▸ **PROBLEM REQUIREMENTS**: Find the lines below that contain the word "ylabel" and count them. Only the number should be given.

▸ **AVAILABLE DATA**:
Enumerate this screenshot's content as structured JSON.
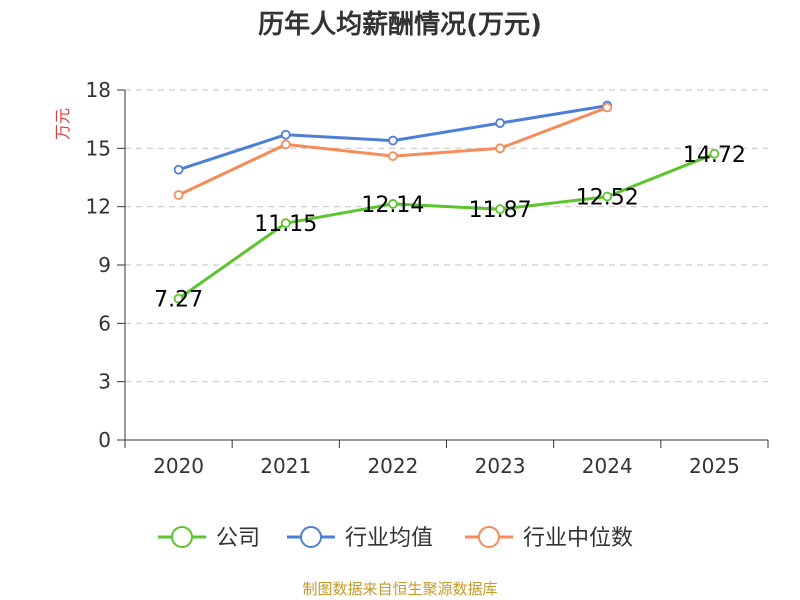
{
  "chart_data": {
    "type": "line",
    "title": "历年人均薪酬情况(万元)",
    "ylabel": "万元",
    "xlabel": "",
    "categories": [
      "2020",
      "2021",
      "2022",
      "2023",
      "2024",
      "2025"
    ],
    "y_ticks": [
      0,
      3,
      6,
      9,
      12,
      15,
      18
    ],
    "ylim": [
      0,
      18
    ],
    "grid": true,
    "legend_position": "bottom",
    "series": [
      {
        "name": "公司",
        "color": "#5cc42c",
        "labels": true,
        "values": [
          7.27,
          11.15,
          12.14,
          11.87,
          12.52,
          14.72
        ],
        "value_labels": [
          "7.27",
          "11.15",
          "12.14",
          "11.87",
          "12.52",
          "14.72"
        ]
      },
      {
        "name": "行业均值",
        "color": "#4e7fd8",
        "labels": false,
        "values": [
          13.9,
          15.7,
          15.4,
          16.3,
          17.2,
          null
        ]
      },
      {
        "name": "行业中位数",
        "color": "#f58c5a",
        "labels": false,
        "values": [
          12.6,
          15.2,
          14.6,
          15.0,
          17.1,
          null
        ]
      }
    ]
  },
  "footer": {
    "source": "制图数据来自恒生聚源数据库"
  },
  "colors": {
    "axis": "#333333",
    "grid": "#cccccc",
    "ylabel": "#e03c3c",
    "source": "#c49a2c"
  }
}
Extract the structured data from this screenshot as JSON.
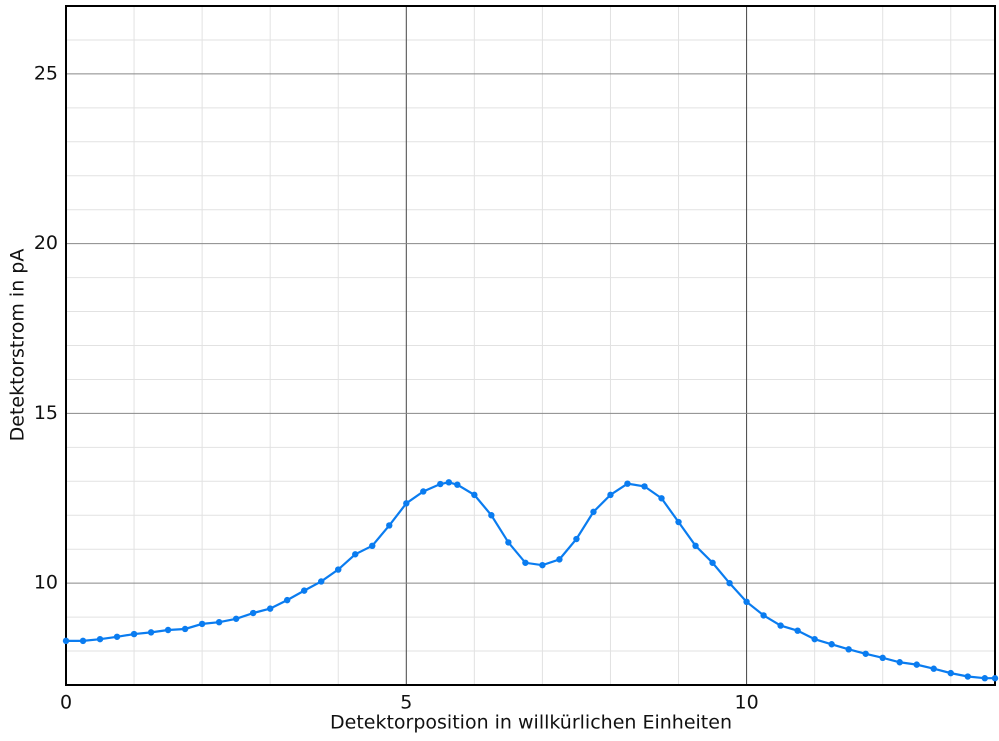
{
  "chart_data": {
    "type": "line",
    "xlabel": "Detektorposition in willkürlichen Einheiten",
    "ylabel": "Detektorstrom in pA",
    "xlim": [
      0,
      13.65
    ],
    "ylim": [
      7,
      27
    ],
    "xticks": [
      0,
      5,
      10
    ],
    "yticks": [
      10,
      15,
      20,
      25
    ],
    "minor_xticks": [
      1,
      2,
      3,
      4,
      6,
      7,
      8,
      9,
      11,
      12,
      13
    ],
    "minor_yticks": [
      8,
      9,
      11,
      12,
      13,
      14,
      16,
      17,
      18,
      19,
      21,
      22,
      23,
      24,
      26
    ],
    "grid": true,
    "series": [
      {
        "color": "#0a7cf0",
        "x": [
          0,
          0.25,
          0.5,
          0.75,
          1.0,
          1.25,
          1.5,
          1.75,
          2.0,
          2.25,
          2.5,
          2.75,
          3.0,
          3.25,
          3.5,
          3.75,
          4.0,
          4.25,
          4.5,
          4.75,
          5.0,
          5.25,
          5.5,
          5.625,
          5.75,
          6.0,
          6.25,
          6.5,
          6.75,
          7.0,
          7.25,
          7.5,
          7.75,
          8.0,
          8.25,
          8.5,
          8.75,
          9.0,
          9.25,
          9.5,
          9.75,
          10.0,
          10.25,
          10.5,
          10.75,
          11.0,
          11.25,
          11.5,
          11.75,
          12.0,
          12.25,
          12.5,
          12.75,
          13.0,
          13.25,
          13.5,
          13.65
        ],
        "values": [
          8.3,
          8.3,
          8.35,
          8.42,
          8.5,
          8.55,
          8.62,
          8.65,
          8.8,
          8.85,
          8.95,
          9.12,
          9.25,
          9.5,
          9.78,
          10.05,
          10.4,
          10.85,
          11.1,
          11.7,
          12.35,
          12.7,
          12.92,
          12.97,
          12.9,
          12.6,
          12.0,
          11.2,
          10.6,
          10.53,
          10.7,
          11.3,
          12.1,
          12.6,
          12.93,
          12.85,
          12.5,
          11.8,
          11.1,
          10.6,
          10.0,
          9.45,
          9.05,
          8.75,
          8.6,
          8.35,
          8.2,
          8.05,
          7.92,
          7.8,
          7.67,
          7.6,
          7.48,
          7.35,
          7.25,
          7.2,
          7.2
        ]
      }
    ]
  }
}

▸ **COMPLETE OUTPUT**: 3